- [What this task involves]: Every entry below should be printed exactly, without its images.

↓↓↓

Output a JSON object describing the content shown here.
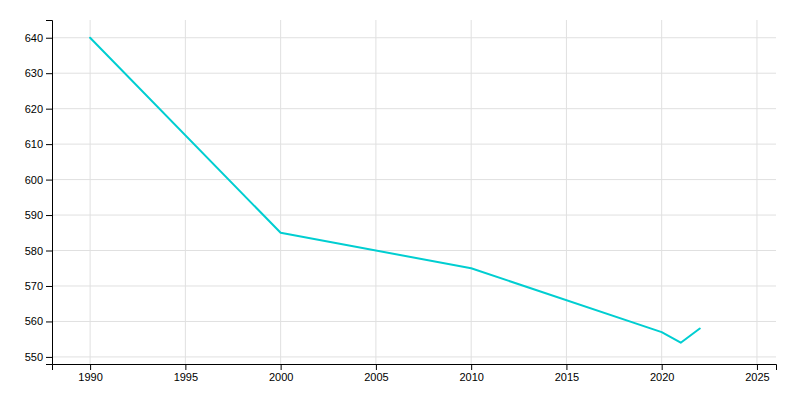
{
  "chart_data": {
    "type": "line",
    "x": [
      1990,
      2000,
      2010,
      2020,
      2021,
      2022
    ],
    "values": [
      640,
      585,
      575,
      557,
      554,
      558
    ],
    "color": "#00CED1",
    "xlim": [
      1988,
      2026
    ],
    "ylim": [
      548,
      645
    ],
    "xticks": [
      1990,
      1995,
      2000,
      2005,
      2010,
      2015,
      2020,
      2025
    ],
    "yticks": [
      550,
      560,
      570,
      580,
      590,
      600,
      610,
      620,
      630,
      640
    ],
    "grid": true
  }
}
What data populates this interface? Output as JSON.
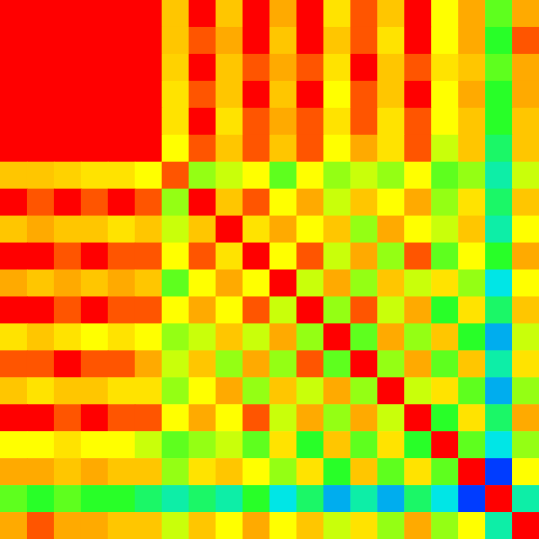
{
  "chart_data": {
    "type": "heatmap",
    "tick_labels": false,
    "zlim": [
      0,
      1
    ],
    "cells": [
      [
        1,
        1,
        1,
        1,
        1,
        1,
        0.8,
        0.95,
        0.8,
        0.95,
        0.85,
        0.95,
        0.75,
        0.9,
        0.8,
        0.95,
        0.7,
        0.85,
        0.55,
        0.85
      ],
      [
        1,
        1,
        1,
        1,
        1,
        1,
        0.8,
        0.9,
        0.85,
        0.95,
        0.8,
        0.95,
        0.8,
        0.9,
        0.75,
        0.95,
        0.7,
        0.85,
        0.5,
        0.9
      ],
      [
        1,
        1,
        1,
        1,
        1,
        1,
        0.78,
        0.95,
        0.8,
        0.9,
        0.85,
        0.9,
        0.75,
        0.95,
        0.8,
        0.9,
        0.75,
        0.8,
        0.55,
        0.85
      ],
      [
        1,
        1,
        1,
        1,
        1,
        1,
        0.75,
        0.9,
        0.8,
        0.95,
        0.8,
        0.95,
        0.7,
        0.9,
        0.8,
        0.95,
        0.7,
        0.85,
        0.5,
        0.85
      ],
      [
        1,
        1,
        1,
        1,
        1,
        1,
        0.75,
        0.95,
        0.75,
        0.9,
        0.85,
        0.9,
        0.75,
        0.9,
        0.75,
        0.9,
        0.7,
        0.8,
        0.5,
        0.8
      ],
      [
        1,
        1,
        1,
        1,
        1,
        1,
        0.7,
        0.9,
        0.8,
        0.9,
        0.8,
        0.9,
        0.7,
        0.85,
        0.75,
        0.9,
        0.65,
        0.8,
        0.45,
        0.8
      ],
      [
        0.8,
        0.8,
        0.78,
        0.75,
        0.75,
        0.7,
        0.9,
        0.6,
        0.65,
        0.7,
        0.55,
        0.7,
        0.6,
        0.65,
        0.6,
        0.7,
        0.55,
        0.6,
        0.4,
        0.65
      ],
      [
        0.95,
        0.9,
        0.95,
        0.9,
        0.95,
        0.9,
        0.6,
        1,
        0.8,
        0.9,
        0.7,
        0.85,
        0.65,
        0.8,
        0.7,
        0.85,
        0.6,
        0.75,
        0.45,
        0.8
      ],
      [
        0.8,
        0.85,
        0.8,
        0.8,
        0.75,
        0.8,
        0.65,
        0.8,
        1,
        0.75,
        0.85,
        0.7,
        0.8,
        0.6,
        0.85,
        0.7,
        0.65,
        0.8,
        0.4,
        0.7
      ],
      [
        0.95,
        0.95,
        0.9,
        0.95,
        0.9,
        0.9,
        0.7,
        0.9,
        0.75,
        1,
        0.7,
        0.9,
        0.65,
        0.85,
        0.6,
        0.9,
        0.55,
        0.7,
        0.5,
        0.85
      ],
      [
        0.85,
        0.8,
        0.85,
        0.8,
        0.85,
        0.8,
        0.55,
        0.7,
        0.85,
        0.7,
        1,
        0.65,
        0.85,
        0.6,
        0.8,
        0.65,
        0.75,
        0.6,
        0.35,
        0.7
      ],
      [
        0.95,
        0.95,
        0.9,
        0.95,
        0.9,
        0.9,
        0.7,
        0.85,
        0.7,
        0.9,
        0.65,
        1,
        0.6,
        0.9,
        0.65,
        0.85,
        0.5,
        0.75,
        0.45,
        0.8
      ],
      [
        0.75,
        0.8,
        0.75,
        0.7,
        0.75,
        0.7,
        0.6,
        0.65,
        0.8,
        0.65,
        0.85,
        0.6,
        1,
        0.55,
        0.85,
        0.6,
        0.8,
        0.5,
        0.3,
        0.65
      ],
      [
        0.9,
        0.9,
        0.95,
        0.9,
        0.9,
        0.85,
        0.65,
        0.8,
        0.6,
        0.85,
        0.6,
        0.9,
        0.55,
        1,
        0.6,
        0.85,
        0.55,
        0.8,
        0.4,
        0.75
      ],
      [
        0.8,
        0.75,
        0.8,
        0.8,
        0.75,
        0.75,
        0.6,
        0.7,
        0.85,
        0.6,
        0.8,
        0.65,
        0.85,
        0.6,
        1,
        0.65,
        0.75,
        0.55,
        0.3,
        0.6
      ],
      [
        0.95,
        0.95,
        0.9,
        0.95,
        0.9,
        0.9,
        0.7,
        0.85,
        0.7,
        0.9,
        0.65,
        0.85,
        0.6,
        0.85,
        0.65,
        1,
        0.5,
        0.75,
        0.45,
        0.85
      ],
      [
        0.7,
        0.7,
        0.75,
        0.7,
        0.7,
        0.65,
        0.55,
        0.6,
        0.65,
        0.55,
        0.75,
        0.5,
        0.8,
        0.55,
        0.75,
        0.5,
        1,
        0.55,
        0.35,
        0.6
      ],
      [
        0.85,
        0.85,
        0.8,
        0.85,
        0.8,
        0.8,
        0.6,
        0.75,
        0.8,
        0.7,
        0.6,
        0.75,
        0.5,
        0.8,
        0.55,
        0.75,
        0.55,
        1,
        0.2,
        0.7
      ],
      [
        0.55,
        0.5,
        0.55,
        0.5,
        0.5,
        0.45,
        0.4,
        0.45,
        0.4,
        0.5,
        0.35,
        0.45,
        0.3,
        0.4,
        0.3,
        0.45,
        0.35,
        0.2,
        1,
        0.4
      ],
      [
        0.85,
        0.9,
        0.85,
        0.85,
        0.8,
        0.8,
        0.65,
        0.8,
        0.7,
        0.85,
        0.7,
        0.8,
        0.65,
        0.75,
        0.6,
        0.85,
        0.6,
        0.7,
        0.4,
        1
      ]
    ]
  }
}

↑↑↑

- [Correct output]:
Output a JSON object describing the content shown here.
{
  "chart_data": {
    "type": "line",
    "x": [
      1990,
      2000,
      2010,
      2020,
      2021,
      2022
    ],
    "values": [
      640,
      585,
      575,
      557,
      554,
      558
    ],
    "color": "#00CED1",
    "xlim": [
      1988,
      2026
    ],
    "ylim": [
      548,
      645
    ],
    "xticks": [
      1990,
      1995,
      2000,
      2005,
      2010,
      2015,
      2020,
      2025
    ],
    "yticks": [
      550,
      560,
      570,
      580,
      590,
      600,
      610,
      620,
      630,
      640
    ],
    "grid": true
  }
}
What data populates this interface? Output as JSON.
{
  "chart_data": {
    "type": "heatmap",
    "tick_labels": false,
    "zlim": [
      0,
      1
    ],
    "cells": [
      [
        1,
        1,
        1,
        1,
        1,
        1,
        0.8,
        0.95,
        0.8,
        0.95,
        0.85,
        0.95,
        0.75,
        0.9,
        0.8,
        0.95,
        0.7,
        0.85,
        0.55,
        0.85
      ],
      [
        1,
        1,
        1,
        1,
        1,
        1,
        0.8,
        0.9,
        0.85,
        0.95,
        0.8,
        0.95,
        0.8,
        0.9,
        0.75,
        0.95,
        0.7,
        0.85,
        0.5,
        0.9
      ],
      [
        1,
        1,
        1,
        1,
        1,
        1,
        0.78,
        0.95,
        0.8,
        0.9,
        0.85,
        0.9,
        0.75,
        0.95,
        0.8,
        0.9,
        0.75,
        0.8,
        0.55,
        0.85
      ],
      [
        1,
        1,
        1,
        1,
        1,
        1,
        0.75,
        0.9,
        0.8,
        0.95,
        0.8,
        0.95,
        0.7,
        0.9,
        0.8,
        0.95,
        0.7,
        0.85,
        0.5,
        0.85
      ],
      [
        1,
        1,
        1,
        1,
        1,
        1,
        0.75,
        0.95,
        0.75,
        0.9,
        0.85,
        0.9,
        0.75,
        0.9,
        0.75,
        0.9,
        0.7,
        0.8,
        0.5,
        0.8
      ],
      [
        1,
        1,
        1,
        1,
        1,
        1,
        0.7,
        0.9,
        0.8,
        0.9,
        0.8,
        0.9,
        0.7,
        0.85,
        0.75,
        0.9,
        0.65,
        0.8,
        0.45,
        0.8
      ],
      [
        0.8,
        0.8,
        0.78,
        0.75,
        0.75,
        0.7,
        0.9,
        0.6,
        0.65,
        0.7,
        0.55,
        0.7,
        0.6,
        0.65,
        0.6,
        0.7,
        0.55,
        0.6,
        0.4,
        0.65
      ],
      [
        0.95,
        0.9,
        0.95,
        0.9,
        0.95,
        0.9,
        0.6,
        1,
        0.8,
        0.9,
        0.7,
        0.85,
        0.65,
        0.8,
        0.7,
        0.85,
        0.6,
        0.75,
        0.45,
        0.8
      ],
      [
        0.8,
        0.85,
        0.8,
        0.8,
        0.75,
        0.8,
        0.65,
        0.8,
        1,
        0.75,
        0.85,
        0.7,
        0.8,
        0.6,
        0.85,
        0.7,
        0.65,
        0.8,
        0.4,
        0.7
      ],
      [
        0.95,
        0.95,
        0.9,
        0.95,
        0.9,
        0.9,
        0.7,
        0.9,
        0.75,
        1,
        0.7,
        0.9,
        0.65,
        0.85,
        0.6,
        0.9,
        0.55,
        0.7,
        0.5,
        0.85
      ],
      [
        0.85,
        0.8,
        0.85,
        0.8,
        0.85,
        0.8,
        0.55,
        0.7,
        0.85,
        0.7,
        1,
        0.65,
        0.85,
        0.6,
        0.8,
        0.65,
        0.75,
        0.6,
        0.35,
        0.7
      ],
      [
        0.95,
        0.95,
        0.9,
        0.95,
        0.9,
        0.9,
        0.7,
        0.85,
        0.7,
        0.9,
        0.65,
        1,
        0.6,
        0.9,
        0.65,
        0.85,
        0.5,
        0.75,
        0.45,
        0.8
      ],
      [
        0.75,
        0.8,
        0.75,
        0.7,
        0.75,
        0.7,
        0.6,
        0.65,
        0.8,
        0.65,
        0.85,
        0.6,
        1,
        0.55,
        0.85,
        0.6,
        0.8,
        0.5,
        0.3,
        0.65
      ],
      [
        0.9,
        0.9,
        0.95,
        0.9,
        0.9,
        0.85,
        0.65,
        0.8,
        0.6,
        0.85,
        0.6,
        0.9,
        0.55,
        1,
        0.6,
        0.85,
        0.55,
        0.8,
        0.4,
        0.75
      ],
      [
        0.8,
        0.75,
        0.8,
        0.8,
        0.75,
        0.75,
        0.6,
        0.7,
        0.85,
        0.6,
        0.8,
        0.65,
        0.85,
        0.6,
        1,
        0.65,
        0.75,
        0.55,
        0.3,
        0.6
      ],
      [
        0.95,
        0.95,
        0.9,
        0.95,
        0.9,
        0.9,
        0.7,
        0.85,
        0.7,
        0.9,
        0.65,
        0.85,
        0.6,
        0.85,
        0.65,
        1,
        0.5,
        0.75,
        0.45,
        0.85
      ],
      [
        0.7,
        0.7,
        0.75,
        0.7,
        0.7,
        0.65,
        0.55,
        0.6,
        0.65,
        0.55,
        0.75,
        0.5,
        0.8,
        0.55,
        0.75,
        0.5,
        1,
        0.55,
        0.35,
        0.6
      ],
      [
        0.85,
        0.85,
        0.8,
        0.85,
        0.8,
        0.8,
        0.6,
        0.75,
        0.8,
        0.7,
        0.6,
        0.75,
        0.5,
        0.8,
        0.55,
        0.75,
        0.55,
        1,
        0.2,
        0.7
      ],
      [
        0.55,
        0.5,
        0.55,
        0.5,
        0.5,
        0.45,
        0.4,
        0.45,
        0.4,
        0.5,
        0.35,
        0.45,
        0.3,
        0.4,
        0.3,
        0.45,
        0.35,
        0.2,
        1,
        0.4
      ],
      [
        0.85,
        0.9,
        0.85,
        0.85,
        0.8,
        0.8,
        0.65,
        0.8,
        0.7,
        0.85,
        0.7,
        0.8,
        0.65,
        0.75,
        0.6,
        0.85,
        0.6,
        0.7,
        0.4,
        1
      ]
    ]
  }
}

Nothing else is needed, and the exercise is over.